Instructions to follow: Read the listing and extract each line that includes the word "Walter".

============

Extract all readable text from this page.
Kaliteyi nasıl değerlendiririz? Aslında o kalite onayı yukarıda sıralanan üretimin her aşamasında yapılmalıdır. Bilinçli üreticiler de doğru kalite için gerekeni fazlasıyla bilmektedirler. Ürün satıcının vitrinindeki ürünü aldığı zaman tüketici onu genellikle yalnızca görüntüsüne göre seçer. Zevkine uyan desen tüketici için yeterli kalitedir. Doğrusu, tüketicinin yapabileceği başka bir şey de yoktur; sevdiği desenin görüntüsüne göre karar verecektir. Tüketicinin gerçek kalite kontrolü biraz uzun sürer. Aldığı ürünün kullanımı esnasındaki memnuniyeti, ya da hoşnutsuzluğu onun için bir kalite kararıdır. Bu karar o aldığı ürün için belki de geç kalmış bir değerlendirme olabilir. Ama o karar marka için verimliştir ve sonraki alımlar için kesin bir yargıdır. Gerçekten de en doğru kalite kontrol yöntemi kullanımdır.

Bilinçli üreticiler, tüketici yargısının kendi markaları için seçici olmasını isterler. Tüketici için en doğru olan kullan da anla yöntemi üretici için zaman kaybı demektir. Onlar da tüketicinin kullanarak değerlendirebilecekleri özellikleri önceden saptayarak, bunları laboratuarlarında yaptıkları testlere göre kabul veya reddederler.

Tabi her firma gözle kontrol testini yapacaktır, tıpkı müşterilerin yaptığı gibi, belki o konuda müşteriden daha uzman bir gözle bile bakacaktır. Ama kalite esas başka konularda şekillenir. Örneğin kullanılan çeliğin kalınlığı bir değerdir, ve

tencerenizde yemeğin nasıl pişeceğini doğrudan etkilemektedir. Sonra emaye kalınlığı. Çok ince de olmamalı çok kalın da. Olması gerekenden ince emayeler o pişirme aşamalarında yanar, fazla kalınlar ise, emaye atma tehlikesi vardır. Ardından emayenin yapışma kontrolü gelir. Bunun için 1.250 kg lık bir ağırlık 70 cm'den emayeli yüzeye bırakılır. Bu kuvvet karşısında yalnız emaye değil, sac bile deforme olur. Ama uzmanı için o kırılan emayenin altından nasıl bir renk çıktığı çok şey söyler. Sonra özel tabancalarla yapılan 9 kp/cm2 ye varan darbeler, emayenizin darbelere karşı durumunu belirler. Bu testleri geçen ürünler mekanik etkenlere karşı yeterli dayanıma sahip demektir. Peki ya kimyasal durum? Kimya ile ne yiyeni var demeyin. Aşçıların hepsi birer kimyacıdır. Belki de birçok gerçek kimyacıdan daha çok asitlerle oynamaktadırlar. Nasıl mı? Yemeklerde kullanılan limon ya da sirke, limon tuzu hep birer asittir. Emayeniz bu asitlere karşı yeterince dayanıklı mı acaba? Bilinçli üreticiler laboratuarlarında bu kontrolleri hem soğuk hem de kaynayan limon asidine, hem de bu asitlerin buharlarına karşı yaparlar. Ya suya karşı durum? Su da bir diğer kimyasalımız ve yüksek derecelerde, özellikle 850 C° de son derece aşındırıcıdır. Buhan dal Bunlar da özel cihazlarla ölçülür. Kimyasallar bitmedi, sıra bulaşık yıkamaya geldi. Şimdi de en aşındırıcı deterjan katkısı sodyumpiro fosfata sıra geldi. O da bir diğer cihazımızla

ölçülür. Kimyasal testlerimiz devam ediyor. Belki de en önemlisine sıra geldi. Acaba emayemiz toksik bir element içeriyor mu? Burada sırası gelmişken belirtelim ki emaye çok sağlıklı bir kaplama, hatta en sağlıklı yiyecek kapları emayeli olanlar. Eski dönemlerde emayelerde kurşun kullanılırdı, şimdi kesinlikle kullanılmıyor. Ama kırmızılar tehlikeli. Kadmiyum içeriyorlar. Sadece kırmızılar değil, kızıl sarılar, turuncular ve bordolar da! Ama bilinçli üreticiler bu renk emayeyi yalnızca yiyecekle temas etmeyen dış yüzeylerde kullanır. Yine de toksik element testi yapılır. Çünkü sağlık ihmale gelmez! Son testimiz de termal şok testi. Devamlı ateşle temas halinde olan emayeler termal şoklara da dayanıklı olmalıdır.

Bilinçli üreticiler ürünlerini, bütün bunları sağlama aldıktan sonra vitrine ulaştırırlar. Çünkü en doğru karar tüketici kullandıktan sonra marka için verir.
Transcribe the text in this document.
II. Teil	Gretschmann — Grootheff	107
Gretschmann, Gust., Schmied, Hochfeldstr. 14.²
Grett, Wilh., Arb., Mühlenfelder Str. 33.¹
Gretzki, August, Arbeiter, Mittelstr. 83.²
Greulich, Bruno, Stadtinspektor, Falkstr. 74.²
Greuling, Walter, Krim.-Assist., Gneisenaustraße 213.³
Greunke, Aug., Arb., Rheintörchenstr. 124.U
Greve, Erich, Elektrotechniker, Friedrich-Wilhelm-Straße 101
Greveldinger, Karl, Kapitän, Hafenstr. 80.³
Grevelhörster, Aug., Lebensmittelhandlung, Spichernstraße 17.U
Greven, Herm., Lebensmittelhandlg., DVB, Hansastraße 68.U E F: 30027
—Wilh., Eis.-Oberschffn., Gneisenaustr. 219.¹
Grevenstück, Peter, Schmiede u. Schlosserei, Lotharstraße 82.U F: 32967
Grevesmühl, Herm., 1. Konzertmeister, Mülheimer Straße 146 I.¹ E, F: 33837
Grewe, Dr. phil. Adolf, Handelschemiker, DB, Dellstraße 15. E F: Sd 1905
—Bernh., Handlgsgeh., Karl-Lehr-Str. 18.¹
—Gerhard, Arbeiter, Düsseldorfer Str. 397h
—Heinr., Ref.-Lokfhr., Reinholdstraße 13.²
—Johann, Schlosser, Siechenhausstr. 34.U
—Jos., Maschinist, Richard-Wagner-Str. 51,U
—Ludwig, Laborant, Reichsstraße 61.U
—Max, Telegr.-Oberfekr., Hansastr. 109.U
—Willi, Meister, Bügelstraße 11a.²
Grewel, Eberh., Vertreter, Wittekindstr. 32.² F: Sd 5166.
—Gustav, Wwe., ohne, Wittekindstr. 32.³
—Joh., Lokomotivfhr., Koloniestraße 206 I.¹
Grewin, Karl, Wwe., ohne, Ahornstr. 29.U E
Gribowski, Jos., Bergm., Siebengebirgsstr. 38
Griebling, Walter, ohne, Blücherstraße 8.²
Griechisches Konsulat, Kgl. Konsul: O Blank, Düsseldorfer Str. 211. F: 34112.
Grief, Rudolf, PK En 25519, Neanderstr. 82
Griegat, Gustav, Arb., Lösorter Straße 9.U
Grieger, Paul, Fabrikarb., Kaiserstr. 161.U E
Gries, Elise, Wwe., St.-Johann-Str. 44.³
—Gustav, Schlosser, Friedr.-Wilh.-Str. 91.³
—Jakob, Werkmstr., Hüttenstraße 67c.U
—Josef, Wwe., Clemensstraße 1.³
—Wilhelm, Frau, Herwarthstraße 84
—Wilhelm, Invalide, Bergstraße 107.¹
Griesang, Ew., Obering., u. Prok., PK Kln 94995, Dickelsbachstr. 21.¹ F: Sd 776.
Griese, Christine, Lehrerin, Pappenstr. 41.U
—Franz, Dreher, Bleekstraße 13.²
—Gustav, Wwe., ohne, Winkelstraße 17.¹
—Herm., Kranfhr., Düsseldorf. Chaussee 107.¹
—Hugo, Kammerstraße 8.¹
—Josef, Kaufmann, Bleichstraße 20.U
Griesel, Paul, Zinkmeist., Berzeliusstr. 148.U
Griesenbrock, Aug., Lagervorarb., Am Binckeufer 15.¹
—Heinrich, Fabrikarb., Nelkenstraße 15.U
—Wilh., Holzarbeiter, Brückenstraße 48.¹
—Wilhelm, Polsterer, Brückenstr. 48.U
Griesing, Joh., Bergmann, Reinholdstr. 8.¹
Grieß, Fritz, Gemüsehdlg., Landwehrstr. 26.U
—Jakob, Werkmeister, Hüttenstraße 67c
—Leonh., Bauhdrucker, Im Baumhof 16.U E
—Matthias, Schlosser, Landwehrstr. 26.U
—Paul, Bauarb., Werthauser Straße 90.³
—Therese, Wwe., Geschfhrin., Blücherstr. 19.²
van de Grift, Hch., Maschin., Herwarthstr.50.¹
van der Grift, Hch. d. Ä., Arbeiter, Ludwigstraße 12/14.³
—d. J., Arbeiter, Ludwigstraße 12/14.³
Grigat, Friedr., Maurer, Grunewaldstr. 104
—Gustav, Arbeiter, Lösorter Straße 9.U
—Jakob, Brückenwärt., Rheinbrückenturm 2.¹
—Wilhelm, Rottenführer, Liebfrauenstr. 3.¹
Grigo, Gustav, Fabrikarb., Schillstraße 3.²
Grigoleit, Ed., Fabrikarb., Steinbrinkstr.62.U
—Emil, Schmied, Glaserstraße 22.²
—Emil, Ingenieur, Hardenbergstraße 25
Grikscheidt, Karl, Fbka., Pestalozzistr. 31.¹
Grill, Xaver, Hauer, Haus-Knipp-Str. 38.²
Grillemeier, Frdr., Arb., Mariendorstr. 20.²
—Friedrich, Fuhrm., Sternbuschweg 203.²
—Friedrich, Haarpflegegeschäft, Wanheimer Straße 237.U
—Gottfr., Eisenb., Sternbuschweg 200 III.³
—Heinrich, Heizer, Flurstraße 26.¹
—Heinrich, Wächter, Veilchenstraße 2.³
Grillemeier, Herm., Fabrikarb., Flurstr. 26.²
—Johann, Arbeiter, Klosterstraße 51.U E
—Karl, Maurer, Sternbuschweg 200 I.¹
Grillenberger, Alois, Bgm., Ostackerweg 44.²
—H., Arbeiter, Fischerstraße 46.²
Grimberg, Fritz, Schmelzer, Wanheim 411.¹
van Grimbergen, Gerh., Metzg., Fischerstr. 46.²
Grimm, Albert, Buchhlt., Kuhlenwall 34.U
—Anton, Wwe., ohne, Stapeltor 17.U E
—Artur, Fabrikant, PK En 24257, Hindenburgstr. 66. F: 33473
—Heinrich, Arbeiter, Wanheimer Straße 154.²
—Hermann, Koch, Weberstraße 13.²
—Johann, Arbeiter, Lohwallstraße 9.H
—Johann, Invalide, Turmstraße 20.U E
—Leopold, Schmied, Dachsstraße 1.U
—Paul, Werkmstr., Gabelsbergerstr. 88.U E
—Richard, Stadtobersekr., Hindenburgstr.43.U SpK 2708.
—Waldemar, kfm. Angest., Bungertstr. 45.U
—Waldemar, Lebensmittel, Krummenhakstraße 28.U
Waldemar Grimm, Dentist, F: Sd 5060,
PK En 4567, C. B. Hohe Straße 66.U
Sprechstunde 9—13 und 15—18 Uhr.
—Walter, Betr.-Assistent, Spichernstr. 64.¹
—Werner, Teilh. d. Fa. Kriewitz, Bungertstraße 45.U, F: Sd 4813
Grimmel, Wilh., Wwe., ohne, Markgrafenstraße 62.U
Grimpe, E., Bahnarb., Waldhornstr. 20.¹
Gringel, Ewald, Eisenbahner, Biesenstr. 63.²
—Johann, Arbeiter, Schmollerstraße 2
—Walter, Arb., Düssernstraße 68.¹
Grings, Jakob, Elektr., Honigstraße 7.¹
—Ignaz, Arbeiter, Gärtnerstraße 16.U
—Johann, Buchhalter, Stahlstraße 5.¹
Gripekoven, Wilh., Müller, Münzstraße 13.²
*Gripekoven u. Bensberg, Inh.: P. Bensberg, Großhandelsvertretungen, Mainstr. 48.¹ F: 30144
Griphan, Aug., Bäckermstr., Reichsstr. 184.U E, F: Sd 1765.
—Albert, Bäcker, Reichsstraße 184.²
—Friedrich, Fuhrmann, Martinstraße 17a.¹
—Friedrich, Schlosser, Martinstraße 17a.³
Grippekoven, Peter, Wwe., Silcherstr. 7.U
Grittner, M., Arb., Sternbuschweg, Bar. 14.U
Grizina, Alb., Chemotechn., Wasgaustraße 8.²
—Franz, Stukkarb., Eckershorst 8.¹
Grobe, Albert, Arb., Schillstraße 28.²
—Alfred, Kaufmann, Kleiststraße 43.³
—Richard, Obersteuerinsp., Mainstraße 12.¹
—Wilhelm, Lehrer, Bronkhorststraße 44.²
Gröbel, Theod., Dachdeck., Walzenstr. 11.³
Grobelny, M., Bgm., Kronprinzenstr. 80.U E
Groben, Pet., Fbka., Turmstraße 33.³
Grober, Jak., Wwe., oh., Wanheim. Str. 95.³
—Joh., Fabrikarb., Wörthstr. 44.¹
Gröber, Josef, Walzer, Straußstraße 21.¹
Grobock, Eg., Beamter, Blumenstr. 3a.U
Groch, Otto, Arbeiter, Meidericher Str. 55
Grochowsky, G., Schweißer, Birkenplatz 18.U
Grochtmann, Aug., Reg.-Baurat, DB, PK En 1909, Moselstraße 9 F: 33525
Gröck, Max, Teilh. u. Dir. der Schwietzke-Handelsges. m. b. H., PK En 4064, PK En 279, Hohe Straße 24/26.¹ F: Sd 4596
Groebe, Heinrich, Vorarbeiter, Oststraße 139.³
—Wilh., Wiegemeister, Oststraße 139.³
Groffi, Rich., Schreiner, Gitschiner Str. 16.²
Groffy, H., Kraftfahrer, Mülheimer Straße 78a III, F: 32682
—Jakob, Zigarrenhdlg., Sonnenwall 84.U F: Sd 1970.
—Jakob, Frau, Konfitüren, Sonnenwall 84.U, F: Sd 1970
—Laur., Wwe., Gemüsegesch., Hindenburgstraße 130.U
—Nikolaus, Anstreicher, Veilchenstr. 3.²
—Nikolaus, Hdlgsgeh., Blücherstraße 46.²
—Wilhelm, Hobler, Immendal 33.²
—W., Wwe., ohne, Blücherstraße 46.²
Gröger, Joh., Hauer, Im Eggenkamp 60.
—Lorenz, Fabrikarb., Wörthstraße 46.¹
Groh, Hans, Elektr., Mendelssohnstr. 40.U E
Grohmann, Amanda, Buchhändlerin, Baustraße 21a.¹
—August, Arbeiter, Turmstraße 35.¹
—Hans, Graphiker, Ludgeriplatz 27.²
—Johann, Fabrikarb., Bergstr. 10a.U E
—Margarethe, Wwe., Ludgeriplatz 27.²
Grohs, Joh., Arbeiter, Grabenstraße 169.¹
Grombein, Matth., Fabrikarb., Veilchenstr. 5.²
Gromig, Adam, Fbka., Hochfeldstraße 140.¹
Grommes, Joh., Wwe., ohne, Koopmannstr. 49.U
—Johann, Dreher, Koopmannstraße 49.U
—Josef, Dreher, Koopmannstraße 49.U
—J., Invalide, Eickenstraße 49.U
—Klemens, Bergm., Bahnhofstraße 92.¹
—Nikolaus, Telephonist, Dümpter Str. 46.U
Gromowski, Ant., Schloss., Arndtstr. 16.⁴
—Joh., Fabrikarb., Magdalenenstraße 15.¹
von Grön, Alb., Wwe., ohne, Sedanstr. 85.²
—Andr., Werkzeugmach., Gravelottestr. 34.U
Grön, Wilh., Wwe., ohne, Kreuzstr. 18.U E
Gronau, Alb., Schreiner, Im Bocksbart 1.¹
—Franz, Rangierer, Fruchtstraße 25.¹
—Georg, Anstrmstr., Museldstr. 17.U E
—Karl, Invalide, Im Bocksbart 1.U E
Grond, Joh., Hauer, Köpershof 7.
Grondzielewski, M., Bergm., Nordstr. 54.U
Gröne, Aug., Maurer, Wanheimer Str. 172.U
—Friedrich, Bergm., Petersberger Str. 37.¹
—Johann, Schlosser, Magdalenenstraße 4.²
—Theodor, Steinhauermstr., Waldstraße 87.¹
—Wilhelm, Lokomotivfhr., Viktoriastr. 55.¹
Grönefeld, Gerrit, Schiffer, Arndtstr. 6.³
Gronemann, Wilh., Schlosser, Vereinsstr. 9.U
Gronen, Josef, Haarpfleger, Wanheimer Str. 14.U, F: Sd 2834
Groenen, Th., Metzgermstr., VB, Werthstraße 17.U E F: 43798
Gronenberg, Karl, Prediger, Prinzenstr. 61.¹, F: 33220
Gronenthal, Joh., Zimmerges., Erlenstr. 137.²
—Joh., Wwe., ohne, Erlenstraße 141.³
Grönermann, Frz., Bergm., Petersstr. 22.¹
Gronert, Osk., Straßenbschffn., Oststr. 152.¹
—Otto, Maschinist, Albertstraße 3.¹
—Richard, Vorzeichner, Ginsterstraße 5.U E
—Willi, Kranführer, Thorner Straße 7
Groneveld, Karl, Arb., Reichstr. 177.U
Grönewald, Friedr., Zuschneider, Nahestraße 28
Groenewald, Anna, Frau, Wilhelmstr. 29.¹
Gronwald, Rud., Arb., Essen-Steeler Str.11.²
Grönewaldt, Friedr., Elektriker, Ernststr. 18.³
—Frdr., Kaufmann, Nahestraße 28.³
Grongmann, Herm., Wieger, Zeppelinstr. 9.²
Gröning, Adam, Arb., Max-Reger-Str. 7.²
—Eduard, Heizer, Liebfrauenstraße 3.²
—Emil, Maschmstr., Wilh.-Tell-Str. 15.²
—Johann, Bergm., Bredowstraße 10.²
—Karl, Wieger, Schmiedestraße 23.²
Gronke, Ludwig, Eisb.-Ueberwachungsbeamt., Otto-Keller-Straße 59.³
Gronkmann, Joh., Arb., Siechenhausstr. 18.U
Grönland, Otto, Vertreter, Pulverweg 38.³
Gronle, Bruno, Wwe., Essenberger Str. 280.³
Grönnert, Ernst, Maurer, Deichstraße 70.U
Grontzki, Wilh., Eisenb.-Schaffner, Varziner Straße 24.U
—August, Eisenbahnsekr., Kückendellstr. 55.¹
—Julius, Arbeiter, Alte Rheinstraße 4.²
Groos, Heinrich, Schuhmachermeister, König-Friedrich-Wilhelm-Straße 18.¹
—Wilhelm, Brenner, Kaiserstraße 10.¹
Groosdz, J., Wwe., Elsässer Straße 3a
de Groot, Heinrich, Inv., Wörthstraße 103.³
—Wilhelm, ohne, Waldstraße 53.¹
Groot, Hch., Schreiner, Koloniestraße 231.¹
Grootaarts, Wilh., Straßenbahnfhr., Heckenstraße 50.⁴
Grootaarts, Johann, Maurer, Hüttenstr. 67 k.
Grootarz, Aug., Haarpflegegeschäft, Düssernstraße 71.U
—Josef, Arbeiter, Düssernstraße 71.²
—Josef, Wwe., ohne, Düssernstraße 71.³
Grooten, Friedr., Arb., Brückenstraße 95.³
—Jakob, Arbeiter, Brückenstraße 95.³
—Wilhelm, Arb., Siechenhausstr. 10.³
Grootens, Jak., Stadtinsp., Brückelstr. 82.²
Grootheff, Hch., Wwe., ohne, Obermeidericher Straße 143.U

============

Exercise answer:
Greuling, Walter, Krim.-Assist., Gneisenaustraße 213.³
Griebling, Walter, ohne, Blücherstraße 8.²
—Walter, Betr.-Assistent, Spichernstr. 64.¹
—Walter, Arb., Düssernstraße 68.¹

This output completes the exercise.